* [WHAT THIS TASK INVOLVES]: Report every line in the listing below where the string "Единый" shows up.
++++ DATA RECORDS ++++
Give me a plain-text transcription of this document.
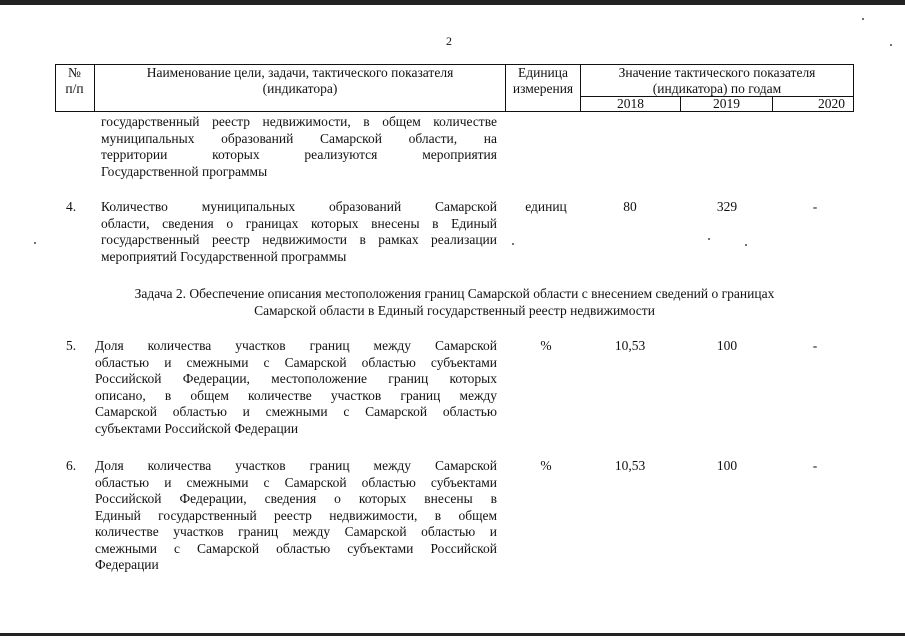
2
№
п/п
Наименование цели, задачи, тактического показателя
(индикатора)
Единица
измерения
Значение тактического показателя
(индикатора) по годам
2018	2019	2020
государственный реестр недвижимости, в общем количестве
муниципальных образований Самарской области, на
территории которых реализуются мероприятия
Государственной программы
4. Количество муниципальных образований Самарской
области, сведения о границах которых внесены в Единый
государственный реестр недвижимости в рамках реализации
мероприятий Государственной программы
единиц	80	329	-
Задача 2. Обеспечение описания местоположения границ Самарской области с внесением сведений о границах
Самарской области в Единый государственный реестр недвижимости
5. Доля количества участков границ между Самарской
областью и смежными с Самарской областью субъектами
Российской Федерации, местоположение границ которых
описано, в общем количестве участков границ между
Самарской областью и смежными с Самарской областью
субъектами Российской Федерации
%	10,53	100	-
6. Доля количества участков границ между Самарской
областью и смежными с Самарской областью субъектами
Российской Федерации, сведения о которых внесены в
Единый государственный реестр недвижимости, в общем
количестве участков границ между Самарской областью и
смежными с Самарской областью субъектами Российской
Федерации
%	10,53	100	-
++++
++++ DATA RECORDS ++++
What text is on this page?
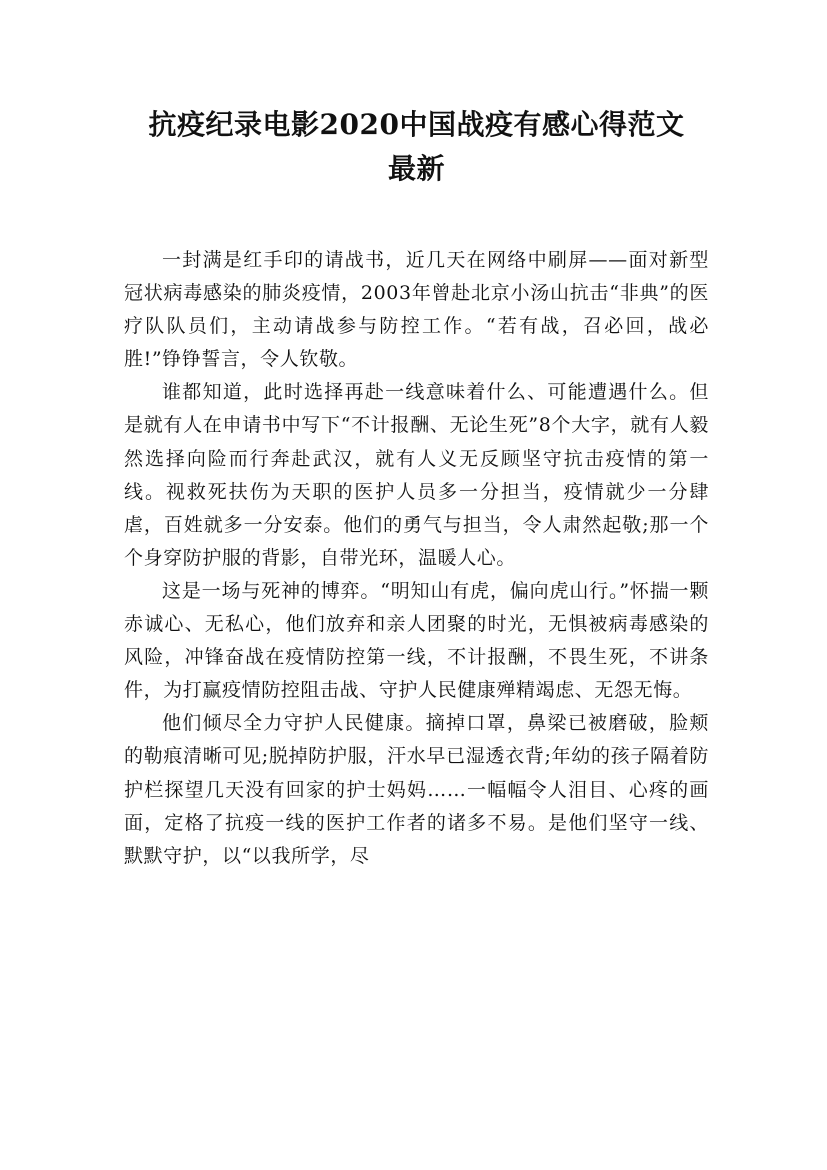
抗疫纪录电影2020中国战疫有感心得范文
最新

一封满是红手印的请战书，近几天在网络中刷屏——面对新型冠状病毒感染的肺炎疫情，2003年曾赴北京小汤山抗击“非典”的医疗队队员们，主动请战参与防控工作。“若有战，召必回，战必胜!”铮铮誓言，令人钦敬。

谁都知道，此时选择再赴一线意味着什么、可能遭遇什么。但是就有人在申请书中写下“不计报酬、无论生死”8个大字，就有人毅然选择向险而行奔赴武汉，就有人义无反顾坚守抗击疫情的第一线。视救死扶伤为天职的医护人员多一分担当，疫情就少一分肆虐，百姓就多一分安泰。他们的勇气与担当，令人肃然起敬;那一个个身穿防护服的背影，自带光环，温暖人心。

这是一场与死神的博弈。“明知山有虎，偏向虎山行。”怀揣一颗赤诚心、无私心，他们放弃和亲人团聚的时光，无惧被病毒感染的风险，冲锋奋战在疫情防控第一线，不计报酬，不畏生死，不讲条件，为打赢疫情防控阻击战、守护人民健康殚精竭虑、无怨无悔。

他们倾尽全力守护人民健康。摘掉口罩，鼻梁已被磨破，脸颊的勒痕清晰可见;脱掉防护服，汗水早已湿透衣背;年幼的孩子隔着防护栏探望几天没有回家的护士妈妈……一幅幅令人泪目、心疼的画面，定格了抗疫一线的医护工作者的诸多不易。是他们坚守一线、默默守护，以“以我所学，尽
++++
* [ANSWER]:
области, сведения о границах которых внесены в Единый
Самарской области в Единый государственный реестр недвижимости
Единый государственный реестр недвижимости, в общем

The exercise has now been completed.